§ Exercise aim
Your answer should be one number: how many lines of the data include the string "title"?

§ Items from a figure collection
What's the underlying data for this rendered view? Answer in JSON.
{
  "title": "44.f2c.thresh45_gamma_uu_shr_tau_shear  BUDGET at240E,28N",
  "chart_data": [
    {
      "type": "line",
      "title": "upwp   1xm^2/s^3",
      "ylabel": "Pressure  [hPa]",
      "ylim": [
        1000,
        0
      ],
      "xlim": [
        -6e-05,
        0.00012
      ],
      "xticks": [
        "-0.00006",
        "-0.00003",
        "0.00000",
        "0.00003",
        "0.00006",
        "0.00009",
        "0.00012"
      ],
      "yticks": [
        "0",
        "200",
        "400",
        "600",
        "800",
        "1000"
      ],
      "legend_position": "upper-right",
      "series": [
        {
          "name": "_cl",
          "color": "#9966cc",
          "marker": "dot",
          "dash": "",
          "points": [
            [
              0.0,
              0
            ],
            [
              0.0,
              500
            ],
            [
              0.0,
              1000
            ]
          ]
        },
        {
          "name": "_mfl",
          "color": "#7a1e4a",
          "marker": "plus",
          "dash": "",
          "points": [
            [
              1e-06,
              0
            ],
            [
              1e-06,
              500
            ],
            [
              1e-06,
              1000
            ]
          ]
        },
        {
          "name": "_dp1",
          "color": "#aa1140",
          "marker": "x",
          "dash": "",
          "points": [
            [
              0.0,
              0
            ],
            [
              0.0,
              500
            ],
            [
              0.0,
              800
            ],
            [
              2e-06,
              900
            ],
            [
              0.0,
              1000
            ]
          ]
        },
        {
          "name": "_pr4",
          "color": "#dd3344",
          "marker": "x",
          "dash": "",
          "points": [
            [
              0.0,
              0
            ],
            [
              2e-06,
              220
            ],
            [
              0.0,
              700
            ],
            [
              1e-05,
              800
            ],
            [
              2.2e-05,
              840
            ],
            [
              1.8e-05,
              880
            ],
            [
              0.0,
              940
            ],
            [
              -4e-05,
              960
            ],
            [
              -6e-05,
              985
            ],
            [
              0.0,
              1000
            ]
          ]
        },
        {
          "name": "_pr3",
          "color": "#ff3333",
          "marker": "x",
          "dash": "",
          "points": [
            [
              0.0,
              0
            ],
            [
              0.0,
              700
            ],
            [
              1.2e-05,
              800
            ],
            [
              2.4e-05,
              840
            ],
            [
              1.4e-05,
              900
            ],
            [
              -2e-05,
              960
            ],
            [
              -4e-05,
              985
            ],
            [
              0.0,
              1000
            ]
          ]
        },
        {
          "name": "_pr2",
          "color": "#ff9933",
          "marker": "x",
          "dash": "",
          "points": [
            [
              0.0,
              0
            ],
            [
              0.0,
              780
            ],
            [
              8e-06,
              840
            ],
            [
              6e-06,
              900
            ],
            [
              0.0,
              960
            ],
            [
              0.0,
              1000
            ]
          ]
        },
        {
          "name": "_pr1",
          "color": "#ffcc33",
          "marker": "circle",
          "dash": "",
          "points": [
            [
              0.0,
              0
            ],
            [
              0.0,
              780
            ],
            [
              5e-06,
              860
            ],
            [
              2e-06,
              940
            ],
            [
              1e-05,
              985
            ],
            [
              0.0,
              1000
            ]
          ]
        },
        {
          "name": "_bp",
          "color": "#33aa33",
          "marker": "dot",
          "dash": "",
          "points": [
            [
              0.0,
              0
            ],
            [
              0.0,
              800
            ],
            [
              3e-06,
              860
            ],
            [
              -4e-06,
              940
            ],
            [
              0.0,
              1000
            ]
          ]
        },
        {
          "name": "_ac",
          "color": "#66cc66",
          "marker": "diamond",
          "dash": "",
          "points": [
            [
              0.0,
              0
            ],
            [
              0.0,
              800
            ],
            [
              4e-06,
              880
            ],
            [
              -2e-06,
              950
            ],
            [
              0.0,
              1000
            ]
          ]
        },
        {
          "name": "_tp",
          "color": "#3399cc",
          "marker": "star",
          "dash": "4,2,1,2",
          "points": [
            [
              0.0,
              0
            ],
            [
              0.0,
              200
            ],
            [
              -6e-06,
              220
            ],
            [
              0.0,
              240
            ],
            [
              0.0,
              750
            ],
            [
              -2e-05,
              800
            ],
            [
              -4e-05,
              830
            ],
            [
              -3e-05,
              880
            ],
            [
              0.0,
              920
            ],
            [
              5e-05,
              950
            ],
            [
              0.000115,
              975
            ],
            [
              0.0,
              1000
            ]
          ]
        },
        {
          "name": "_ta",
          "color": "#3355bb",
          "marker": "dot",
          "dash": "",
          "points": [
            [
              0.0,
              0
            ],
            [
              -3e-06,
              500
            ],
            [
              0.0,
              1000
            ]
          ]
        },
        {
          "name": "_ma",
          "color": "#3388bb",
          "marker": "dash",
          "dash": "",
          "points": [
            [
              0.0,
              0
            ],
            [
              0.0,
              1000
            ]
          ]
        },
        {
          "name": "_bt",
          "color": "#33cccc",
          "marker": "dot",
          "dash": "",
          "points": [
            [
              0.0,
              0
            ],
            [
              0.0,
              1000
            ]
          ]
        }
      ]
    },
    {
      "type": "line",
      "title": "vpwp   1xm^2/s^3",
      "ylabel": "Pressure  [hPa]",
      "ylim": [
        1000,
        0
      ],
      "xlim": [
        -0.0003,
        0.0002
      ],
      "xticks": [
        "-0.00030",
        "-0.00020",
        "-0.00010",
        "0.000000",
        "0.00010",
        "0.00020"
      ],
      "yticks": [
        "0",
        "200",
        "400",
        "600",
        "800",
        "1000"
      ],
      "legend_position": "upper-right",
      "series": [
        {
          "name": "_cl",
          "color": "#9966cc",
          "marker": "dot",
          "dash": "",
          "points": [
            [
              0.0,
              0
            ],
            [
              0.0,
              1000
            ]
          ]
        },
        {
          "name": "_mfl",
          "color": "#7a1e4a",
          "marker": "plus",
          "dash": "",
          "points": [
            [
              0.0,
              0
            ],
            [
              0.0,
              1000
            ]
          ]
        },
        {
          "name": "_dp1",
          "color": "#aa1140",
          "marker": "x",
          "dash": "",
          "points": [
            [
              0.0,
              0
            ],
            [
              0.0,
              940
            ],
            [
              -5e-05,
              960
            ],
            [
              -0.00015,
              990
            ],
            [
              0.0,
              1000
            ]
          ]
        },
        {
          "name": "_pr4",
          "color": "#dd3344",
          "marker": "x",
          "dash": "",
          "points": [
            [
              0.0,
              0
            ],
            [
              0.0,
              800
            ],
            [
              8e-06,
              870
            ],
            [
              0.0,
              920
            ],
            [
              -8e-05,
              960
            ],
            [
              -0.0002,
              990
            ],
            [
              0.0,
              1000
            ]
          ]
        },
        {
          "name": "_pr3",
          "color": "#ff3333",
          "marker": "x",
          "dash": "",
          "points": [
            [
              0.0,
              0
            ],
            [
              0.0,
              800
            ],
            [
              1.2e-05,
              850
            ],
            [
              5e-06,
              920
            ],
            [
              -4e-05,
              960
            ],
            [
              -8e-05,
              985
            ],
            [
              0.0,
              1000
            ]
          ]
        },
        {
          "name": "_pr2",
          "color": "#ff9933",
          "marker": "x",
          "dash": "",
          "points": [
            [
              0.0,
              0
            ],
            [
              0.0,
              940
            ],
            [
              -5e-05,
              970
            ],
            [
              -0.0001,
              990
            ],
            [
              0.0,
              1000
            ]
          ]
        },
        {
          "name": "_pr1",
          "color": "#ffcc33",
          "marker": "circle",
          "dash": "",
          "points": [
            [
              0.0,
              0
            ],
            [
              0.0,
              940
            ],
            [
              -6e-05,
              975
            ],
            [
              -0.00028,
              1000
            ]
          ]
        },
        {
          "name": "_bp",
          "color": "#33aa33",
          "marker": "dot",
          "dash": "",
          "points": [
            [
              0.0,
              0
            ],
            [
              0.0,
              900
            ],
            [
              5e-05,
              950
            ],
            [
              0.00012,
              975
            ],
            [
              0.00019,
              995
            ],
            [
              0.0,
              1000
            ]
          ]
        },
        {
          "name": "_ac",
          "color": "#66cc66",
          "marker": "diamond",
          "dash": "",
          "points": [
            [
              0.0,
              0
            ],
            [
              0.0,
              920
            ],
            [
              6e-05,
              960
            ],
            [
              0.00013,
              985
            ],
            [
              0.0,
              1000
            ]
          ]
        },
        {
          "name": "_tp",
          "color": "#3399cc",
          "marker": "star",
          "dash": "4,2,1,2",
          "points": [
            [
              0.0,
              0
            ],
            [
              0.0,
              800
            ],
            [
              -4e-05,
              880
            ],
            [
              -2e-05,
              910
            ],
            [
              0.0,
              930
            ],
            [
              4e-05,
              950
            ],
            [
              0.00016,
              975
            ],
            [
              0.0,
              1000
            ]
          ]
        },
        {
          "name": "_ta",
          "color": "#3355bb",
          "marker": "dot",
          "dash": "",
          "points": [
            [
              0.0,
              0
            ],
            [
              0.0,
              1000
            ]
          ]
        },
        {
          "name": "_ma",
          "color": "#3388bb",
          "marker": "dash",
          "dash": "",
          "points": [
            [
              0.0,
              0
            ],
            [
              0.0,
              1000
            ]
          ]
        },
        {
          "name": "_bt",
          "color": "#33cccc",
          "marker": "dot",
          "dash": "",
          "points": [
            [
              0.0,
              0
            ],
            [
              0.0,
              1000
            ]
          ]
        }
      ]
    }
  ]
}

§ Completed exercise
3